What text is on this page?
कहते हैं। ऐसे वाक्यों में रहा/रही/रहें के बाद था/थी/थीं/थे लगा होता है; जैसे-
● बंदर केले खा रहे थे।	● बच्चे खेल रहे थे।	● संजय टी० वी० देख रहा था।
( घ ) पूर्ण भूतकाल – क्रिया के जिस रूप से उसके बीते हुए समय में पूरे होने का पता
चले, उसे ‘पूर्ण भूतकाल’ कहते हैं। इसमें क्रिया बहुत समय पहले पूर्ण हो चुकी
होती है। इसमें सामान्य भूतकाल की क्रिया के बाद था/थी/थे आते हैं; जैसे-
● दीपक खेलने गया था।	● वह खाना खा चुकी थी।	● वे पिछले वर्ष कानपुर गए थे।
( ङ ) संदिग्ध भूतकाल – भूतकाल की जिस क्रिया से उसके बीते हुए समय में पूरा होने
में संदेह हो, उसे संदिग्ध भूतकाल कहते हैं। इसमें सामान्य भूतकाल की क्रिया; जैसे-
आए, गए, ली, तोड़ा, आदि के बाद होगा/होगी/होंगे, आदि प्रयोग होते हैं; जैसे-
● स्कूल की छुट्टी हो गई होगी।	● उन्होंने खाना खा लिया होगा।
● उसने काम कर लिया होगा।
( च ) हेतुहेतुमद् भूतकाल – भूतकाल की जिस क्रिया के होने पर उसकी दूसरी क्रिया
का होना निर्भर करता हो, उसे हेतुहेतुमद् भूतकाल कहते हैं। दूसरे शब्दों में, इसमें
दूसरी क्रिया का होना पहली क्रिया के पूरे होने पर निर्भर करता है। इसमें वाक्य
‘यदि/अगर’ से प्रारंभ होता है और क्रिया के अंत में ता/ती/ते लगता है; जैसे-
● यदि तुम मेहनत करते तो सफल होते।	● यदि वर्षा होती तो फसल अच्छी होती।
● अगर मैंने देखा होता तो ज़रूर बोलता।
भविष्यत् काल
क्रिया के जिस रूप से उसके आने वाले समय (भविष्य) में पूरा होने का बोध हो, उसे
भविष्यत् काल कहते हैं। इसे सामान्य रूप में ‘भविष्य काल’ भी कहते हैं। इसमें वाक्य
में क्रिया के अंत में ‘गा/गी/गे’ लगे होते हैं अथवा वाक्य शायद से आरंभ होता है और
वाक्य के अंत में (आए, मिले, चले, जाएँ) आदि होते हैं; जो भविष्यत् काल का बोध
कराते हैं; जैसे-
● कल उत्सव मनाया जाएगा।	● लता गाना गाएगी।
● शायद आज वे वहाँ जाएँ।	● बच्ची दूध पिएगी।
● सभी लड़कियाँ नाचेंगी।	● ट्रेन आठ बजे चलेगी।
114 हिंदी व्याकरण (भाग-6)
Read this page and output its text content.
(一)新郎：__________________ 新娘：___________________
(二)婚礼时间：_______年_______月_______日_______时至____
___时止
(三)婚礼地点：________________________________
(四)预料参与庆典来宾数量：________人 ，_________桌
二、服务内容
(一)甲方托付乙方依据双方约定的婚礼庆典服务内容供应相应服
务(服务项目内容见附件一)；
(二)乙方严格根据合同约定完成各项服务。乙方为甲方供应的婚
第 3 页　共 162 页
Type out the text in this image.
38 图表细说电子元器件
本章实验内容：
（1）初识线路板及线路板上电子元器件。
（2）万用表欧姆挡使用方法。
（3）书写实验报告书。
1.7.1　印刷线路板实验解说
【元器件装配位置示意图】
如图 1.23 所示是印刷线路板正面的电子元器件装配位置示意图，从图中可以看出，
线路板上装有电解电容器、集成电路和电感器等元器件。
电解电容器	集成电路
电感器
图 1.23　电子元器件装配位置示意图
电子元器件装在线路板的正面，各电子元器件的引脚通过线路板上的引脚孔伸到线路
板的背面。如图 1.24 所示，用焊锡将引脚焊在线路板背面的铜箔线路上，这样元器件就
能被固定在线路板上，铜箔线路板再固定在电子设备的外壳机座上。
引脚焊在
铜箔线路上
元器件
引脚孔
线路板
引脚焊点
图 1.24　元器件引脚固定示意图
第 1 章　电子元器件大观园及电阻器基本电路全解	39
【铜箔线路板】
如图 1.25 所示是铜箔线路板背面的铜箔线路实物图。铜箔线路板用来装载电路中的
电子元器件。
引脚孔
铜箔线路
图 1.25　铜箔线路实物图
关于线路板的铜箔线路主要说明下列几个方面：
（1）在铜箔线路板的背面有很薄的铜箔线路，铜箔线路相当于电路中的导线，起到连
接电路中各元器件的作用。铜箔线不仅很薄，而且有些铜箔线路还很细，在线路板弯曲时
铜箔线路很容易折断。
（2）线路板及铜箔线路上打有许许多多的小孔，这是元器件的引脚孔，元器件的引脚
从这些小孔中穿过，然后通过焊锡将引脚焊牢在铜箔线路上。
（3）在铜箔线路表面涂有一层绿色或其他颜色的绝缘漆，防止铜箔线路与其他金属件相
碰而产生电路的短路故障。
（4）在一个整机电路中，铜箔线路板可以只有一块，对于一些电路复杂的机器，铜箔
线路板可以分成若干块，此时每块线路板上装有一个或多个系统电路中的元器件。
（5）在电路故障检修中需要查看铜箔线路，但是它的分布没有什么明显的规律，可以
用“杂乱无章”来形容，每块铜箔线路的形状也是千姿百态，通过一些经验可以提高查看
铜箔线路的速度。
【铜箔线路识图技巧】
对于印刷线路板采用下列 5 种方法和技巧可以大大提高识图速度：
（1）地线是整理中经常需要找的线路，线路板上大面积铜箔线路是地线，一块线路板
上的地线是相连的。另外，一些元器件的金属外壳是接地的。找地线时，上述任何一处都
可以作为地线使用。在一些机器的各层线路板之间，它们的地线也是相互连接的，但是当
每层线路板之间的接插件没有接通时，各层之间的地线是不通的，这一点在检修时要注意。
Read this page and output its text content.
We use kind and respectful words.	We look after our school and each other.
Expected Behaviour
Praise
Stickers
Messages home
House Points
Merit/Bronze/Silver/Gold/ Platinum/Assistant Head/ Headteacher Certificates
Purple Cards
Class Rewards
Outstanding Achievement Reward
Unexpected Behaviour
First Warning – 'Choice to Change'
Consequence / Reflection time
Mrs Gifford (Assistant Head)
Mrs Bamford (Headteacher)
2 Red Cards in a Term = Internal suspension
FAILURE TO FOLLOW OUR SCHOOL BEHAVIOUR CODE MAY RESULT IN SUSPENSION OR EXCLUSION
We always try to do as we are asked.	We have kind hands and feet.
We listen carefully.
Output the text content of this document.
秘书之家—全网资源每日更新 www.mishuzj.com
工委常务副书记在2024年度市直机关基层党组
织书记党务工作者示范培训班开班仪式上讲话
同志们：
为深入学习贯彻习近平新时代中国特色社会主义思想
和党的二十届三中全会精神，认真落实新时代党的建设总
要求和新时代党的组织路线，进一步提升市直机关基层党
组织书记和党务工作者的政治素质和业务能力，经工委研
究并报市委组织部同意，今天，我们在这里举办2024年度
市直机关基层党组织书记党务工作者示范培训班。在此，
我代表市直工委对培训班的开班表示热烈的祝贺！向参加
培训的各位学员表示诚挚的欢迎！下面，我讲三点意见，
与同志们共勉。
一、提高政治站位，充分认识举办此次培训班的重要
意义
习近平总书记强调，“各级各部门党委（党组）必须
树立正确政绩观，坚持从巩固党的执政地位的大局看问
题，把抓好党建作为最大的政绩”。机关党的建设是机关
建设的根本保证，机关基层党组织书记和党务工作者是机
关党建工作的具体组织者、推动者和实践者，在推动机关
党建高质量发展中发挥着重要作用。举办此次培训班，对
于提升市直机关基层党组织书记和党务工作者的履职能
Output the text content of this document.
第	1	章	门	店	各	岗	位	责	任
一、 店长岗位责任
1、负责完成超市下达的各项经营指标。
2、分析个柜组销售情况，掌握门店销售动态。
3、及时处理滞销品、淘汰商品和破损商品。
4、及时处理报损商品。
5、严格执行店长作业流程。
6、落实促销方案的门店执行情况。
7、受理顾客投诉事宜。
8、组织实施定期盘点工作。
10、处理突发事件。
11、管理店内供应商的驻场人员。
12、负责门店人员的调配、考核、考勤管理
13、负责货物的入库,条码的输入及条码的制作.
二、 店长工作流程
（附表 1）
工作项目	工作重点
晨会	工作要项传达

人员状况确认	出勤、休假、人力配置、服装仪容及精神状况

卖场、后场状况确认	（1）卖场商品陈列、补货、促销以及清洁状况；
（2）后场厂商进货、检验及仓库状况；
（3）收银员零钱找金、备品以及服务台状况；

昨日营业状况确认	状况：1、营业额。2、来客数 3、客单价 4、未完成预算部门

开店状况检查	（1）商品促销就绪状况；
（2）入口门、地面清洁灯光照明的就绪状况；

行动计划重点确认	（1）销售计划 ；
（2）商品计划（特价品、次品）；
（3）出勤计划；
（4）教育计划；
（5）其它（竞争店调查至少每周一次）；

Goal —
In the listing above, find each line with the word "Cards" and copy it.

Task solution —
Purple Cards
2 Red Cards in a Term = Internal suspension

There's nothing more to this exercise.